*** Begin section ***

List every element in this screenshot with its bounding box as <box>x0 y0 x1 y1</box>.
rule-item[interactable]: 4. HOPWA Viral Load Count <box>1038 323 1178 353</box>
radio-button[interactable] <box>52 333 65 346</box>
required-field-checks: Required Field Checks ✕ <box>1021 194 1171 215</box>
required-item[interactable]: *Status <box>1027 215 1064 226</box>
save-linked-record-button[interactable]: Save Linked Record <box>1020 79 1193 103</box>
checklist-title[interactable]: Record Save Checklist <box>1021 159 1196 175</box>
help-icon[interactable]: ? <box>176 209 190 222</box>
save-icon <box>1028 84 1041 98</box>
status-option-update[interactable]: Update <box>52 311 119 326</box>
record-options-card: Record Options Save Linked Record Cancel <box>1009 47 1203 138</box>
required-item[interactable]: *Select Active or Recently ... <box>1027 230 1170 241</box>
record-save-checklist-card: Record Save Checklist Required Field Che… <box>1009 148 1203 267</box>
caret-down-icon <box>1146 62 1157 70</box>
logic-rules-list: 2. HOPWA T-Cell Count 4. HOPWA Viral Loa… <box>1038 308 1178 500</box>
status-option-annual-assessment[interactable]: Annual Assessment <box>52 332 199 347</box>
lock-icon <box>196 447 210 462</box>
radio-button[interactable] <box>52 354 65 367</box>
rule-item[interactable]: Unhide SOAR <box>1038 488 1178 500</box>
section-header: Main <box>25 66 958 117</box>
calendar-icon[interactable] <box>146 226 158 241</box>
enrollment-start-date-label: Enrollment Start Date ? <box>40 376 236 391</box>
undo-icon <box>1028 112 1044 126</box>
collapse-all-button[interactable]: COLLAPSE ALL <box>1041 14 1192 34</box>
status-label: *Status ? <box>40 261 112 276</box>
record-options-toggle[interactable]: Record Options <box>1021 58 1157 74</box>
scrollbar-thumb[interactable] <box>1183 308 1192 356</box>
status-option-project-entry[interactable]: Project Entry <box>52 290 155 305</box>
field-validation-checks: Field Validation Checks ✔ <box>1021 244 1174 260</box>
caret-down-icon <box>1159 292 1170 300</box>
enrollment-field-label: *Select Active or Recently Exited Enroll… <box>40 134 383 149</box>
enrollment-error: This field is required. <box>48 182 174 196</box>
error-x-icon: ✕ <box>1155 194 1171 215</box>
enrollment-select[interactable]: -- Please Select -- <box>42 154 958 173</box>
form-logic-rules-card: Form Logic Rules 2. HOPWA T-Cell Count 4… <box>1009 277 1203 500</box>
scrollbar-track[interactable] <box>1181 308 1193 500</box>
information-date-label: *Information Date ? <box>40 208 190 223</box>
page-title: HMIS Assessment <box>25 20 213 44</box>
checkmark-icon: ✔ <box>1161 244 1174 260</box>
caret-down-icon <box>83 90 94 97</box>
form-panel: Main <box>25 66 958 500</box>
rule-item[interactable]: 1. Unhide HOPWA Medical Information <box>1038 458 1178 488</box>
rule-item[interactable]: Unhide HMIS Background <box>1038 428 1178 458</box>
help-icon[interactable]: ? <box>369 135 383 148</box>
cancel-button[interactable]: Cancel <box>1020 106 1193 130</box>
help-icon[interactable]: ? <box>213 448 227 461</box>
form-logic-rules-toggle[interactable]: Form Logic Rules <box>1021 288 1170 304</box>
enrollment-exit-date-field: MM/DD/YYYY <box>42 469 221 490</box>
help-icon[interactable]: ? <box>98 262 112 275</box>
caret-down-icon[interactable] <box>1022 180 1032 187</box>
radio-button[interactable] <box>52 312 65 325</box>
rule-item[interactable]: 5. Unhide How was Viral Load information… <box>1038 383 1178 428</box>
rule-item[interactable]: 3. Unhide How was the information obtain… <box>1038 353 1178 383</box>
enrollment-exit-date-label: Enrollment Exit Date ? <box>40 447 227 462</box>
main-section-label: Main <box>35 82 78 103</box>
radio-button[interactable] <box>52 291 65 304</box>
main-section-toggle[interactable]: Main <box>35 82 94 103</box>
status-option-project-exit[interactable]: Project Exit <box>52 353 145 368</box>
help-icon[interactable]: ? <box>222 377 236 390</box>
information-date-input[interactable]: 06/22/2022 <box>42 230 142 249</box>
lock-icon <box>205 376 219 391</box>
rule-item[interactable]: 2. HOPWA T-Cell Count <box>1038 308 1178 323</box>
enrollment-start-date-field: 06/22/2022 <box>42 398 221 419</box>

*** End section ***

## Task goal
Give back the material exactly as it is shown above.

## Answer to this task
List every element in this screenshot with its bounding box as <box>x0 y0 x1 y1</box>.
rule-item[interactable]: 4. HOPWA Viral Load Count <box>1038 323 1178 353</box>
radio-button[interactable] <box>52 333 65 346</box>
required-field-checks: Required Field Checks ✕ <box>1021 194 1171 215</box>
required-item[interactable]: *Status <box>1027 215 1064 226</box>
save-linked-record-button[interactable]: Save Linked Record <box>1020 79 1193 103</box>
checklist-title[interactable]: Record Save Checklist <box>1021 159 1196 175</box>
help-icon[interactable]: ? <box>176 209 190 222</box>
save-icon <box>1028 84 1041 98</box>
status-option-update[interactable]: Update <box>52 311 119 326</box>
record-options-card: Record Options Save Linked Record Cancel <box>1009 47 1203 138</box>
required-item[interactable]: *Select Active or Recently ... <box>1027 230 1170 241</box>
record-save-checklist-card: Record Save Checklist Required Field Che… <box>1009 148 1203 267</box>
caret-down-icon <box>1146 62 1157 70</box>
logic-rules-list: 2. HOPWA T-Cell Count 4. HOPWA Viral Loa… <box>1038 308 1178 500</box>
status-option-annual-assessment[interactable]: Annual Assessment <box>52 332 199 347</box>
lock-icon <box>196 447 210 462</box>
radio-button[interactable] <box>52 354 65 367</box>
rule-item[interactable]: Unhide SOAR <box>1038 488 1178 500</box>
section-header: Main <box>25 66 958 117</box>
calendar-icon[interactable] <box>146 226 158 241</box>
enrollment-start-date-label: Enrollment Start Date ? <box>40 376 236 391</box>
undo-icon <box>1028 112 1044 126</box>
collapse-all-button[interactable]: COLLAPSE ALL <box>1041 14 1192 34</box>
status-label: *Status ? <box>40 261 112 276</box>
record-options-toggle[interactable]: Record Options <box>1021 58 1157 74</box>
scrollbar-thumb[interactable] <box>1183 308 1192 356</box>
status-option-project-entry[interactable]: Project Entry <box>52 290 155 305</box>
field-validation-checks: Field Validation Checks ✔ <box>1021 244 1174 260</box>
caret-down-icon <box>1159 292 1170 300</box>
enrollment-field-label: *Select Active or Recently Exited Enroll… <box>40 134 383 149</box>
enrollment-error: This field is required. <box>48 182 174 196</box>
error-x-icon: ✕ <box>1155 194 1171 215</box>
enrollment-select[interactable]: -- Please Select -- <box>42 154 958 173</box>
form-logic-rules-card: Form Logic Rules 2. HOPWA T-Cell Count 4… <box>1009 277 1203 500</box>
scrollbar-track[interactable] <box>1181 308 1193 500</box>
information-date-label: *Information Date ? <box>40 208 190 223</box>
page-title: HMIS Assessment <box>25 20 213 44</box>
checkmark-icon: ✔ <box>1161 244 1174 260</box>
caret-down-icon <box>83 90 94 97</box>
form-panel: Main <box>25 66 958 500</box>
rule-item[interactable]: 1. Unhide HOPWA Medical Information <box>1038 458 1178 488</box>
rule-item[interactable]: Unhide HMIS Background <box>1038 428 1178 458</box>
help-icon[interactable]: ? <box>369 135 383 148</box>
cancel-button[interactable]: Cancel <box>1020 106 1193 130</box>
help-icon[interactable]: ? <box>213 448 227 461</box>
form-logic-rules-toggle[interactable]: Form Logic Rules <box>1021 288 1170 304</box>
enrollment-exit-date-field: MM/DD/YYYY <box>42 469 221 490</box>
help-icon[interactable]: ? <box>98 262 112 275</box>
caret-down-icon[interactable] <box>1022 180 1032 187</box>
radio-button[interactable] <box>52 312 65 325</box>
rule-item[interactable]: 5. Unhide How was Viral Load information… <box>1038 383 1178 428</box>
rule-item[interactable]: 3. Unhide How was the information obtain… <box>1038 353 1178 383</box>
enrollment-exit-date-label: Enrollment Exit Date ? <box>40 447 227 462</box>
main-section-label: Main <box>35 82 78 103</box>
radio-button[interactable] <box>52 291 65 304</box>
main-section-toggle[interactable]: Main <box>35 82 94 103</box>
status-option-project-exit[interactable]: Project Exit <box>52 353 145 368</box>
help-icon[interactable]: ? <box>222 377 236 390</box>
information-date-input[interactable]: 06/22/2022 <box>42 230 142 249</box>
lock-icon <box>205 376 219 391</box>
rule-item[interactable]: 2. HOPWA T-Cell Count <box>1038 308 1178 323</box>
enrollment-start-date-field: 06/22/2022 <box>42 398 221 419</box>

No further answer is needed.